• _Dataset records_

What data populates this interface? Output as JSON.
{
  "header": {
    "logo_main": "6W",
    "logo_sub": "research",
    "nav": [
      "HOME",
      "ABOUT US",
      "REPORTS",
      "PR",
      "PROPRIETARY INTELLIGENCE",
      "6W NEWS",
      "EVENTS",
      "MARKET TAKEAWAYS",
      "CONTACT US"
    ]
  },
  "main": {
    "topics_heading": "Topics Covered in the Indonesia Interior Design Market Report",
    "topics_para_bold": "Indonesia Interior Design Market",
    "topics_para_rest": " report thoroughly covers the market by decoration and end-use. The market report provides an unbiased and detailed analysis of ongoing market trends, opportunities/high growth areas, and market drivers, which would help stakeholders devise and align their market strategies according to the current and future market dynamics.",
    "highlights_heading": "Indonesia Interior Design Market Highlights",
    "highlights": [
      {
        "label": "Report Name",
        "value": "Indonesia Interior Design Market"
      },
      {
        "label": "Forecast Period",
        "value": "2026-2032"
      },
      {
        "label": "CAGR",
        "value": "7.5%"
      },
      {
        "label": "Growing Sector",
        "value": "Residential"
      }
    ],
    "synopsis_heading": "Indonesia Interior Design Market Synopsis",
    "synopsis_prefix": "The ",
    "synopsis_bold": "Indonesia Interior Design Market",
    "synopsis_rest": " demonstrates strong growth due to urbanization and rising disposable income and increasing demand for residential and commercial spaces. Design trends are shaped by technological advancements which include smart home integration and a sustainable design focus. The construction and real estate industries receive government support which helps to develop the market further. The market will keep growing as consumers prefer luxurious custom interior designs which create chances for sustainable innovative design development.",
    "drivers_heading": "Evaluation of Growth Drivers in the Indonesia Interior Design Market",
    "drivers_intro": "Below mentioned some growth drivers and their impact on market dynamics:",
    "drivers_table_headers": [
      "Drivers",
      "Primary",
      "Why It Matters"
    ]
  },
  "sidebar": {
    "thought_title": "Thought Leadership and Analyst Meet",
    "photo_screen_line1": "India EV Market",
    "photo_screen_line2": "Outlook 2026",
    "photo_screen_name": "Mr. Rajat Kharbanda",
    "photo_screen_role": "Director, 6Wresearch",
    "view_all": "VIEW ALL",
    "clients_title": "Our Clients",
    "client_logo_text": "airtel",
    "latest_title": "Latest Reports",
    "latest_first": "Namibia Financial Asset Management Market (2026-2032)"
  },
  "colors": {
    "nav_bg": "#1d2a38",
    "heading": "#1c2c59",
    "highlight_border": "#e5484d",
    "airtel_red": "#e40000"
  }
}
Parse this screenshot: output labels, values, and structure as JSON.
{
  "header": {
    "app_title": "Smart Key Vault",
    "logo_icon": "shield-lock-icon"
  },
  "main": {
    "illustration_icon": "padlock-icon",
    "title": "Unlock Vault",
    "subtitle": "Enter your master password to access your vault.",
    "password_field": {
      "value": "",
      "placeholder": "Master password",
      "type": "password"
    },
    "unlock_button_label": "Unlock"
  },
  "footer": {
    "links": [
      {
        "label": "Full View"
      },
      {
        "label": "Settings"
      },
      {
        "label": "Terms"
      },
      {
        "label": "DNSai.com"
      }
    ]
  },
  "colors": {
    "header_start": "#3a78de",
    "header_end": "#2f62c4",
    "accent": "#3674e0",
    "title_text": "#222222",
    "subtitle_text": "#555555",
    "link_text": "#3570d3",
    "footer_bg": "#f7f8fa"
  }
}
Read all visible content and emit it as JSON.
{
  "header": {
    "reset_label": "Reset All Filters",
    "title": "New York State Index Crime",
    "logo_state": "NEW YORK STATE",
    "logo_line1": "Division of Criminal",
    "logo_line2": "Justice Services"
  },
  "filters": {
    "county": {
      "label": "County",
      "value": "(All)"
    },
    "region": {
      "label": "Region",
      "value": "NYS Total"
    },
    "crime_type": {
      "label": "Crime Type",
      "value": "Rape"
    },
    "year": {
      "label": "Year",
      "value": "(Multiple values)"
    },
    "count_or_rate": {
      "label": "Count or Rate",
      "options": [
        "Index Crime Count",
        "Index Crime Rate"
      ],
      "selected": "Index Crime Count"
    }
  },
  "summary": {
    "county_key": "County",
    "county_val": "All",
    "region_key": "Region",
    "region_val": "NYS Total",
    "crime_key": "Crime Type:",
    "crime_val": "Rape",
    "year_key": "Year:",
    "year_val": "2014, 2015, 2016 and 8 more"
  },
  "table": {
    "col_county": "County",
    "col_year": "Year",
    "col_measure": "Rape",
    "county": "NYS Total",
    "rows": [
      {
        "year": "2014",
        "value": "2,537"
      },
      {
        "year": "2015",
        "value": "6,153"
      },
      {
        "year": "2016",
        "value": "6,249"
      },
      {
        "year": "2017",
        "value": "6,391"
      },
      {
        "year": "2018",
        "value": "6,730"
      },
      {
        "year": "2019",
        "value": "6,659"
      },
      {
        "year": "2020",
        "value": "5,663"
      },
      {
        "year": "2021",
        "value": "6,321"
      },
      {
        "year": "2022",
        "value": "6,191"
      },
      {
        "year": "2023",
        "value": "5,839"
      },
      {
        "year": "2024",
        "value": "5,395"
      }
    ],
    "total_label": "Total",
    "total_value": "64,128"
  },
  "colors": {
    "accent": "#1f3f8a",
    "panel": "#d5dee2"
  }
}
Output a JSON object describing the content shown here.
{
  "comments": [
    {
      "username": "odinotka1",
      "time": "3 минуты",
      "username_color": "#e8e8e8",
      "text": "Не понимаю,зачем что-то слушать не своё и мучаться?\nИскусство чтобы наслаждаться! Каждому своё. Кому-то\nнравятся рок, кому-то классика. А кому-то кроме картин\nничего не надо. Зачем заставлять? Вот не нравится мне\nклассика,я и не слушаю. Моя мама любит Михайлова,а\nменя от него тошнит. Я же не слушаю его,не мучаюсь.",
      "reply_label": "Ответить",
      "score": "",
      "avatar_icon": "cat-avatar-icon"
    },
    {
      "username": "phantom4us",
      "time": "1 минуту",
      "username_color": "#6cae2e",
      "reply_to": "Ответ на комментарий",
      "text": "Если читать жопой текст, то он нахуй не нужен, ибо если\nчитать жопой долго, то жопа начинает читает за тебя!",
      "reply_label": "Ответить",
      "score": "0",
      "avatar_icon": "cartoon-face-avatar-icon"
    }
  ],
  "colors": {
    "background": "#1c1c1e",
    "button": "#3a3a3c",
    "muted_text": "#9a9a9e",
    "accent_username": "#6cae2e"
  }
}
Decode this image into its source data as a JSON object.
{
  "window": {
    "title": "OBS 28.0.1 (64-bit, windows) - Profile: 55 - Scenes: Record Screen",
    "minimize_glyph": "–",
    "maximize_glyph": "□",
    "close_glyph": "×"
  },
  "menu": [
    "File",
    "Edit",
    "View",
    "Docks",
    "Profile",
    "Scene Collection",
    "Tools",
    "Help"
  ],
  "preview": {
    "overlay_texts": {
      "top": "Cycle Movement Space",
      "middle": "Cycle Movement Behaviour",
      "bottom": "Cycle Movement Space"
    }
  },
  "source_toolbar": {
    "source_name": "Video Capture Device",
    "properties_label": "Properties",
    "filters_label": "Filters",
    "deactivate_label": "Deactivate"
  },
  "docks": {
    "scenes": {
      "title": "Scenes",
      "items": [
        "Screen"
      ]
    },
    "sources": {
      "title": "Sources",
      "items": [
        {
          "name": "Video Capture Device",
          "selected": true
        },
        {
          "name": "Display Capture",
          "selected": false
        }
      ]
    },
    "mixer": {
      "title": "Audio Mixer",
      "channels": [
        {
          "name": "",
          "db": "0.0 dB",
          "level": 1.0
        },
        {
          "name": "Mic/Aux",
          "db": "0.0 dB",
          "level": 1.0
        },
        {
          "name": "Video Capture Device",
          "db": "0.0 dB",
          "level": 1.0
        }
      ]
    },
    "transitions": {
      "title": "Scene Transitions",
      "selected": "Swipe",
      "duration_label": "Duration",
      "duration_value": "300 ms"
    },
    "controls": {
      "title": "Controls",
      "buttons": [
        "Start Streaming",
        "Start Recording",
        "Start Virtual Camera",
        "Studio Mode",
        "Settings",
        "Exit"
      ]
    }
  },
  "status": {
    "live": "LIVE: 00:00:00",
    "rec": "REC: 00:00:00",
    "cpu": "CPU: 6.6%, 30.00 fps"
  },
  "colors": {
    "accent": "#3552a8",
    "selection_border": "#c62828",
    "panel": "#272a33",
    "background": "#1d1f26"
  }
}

• _What needs to be done_
Select every line of the material above holding the word "content" and copy it.

• _Response to the task_
Read all visible content and emit it as JSON.
Output a JSON object describing the content shown here.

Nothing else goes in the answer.